Task >> In the listing below, pick out lines with "故本题选".
[BEGIN]
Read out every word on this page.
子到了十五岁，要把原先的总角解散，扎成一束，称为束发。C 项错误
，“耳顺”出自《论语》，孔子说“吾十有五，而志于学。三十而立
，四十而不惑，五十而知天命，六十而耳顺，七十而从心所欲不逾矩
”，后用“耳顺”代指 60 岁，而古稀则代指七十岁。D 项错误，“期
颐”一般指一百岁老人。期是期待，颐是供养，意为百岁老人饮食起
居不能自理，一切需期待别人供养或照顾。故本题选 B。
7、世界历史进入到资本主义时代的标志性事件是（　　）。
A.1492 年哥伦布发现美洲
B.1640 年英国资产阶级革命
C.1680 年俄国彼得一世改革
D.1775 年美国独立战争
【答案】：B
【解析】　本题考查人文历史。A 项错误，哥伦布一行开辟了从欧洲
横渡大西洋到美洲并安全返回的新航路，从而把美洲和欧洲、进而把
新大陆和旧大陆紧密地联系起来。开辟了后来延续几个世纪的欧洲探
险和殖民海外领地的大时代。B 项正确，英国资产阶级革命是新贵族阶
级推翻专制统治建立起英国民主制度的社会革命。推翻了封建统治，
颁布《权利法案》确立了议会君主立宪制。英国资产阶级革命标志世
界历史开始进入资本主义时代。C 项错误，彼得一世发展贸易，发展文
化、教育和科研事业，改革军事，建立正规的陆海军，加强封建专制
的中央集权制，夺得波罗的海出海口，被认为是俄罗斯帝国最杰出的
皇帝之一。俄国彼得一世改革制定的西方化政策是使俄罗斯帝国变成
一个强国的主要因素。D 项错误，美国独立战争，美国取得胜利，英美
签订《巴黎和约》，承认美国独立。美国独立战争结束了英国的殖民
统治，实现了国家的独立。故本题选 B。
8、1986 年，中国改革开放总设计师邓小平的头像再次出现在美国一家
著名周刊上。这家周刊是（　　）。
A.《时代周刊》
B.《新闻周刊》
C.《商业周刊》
[END]
Exercise solution >>
居不能自理，一切需期待别人供养或照顾。故本题选 B。
统治，实现了国家的独立。故本题选 B。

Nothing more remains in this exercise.